Chart and figure data:
━━━━━━━━

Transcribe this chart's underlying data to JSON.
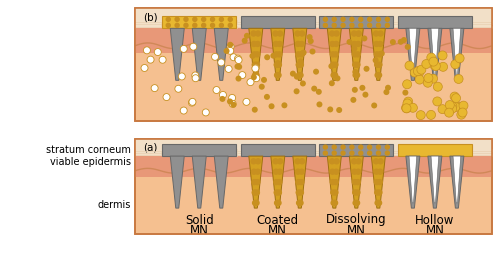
{
  "bg_color": "#ffffff",
  "dermis_color": "#f5c090",
  "epi_color": "#e89878",
  "sc_color": "#f2e0c8",
  "sc_cell_color": "#e8d0b0",
  "border_color": "#c87840",
  "wave_color": "#d08858",
  "gray_color": "#909090",
  "gray_dark": "#686868",
  "gold_color": "#c89020",
  "gold_light": "#e8b830",
  "gold_dot": "#c89020",
  "gold_fill": "#d4a020",
  "white_color": "#ffffff",
  "label_a": "(a)",
  "label_b": "(b)",
  "text_sc": "stratum corneum",
  "text_ve": "viable epidermis",
  "text_d": "dermis",
  "titles": [
    "Solid",
    "Coated",
    "Dissolving",
    "Hollow"
  ],
  "subtitle": "MN",
  "mn_types": [
    "solid",
    "coated",
    "dissolving",
    "hollow"
  ],
  "fig_width": 5.0,
  "fig_height": 2.61,
  "dpi": 100
}
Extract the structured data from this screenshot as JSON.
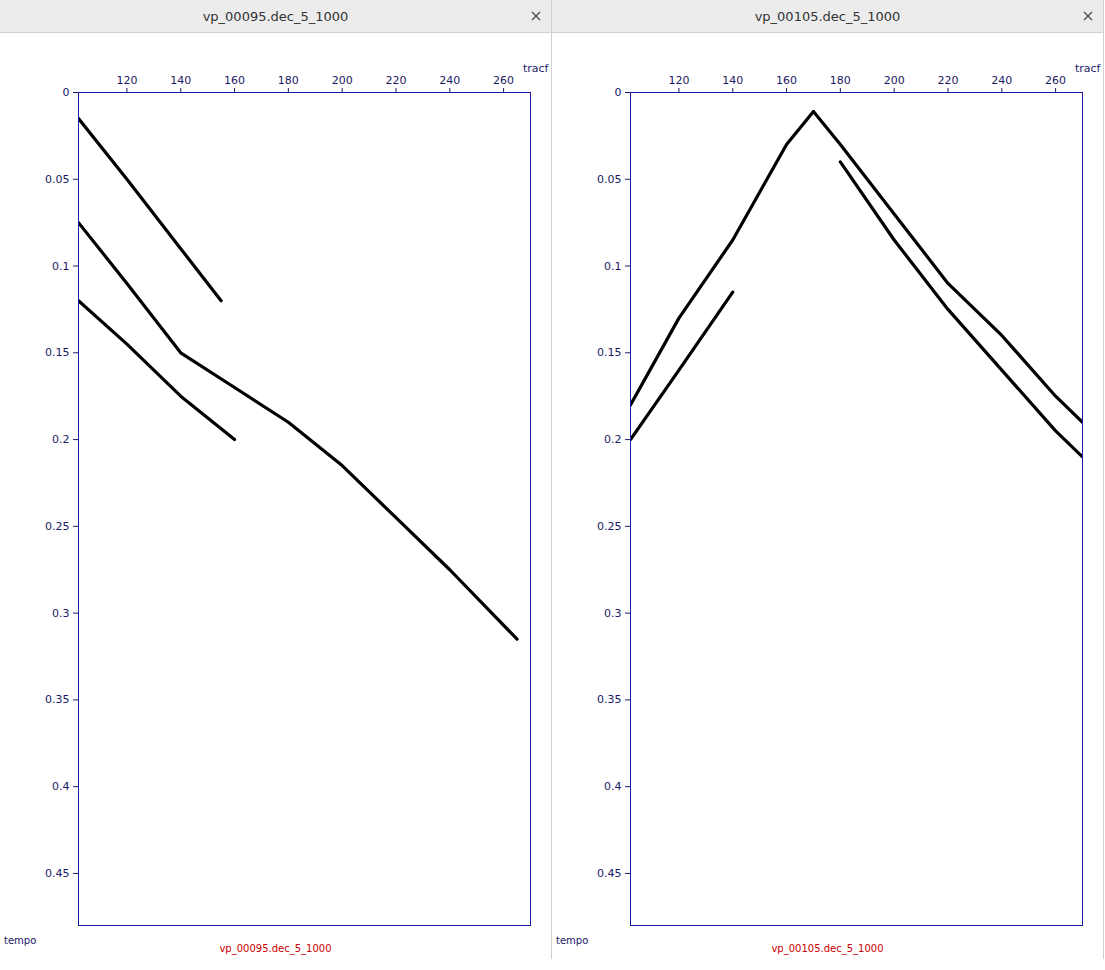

━━━━━━━━

REQUIRED TASK: The records above need to be given again exactly. Omit the pictures.

RESPONSE:
Transcribe this chart's underlying data to JSON.
{
  "bg_color": "#ffffff",
  "dermis_color": "#f5c090",
  "epi_color": "#e89878",
  "sc_color": "#f2e0c8",
  "sc_cell_color": "#e8d0b0",
  "border_color": "#c87840",
  "wave_color": "#d08858",
  "gray_color": "#909090",
  "gray_dark": "#686868",
  "gold_color": "#c89020",
  "gold_light": "#e8b830",
  "gold_dot": "#c89020",
  "gold_fill": "#d4a020",
  "white_color": "#ffffff",
  "label_a": "(a)",
  "label_b": "(b)",
  "text_sc": "stratum corneum",
  "text_ve": "viable epidermis",
  "text_d": "dermis",
  "titles": [
    "Solid",
    "Coated",
    "Dissolving",
    "Hollow"
  ],
  "subtitle": "MN",
  "mn_types": [
    "solid",
    "coated",
    "dissolving",
    "hollow"
  ],
  "fig_width": 5.0,
  "fig_height": 2.61,
  "dpi": 100
}
Extract the structured data from this screenshot as JSON.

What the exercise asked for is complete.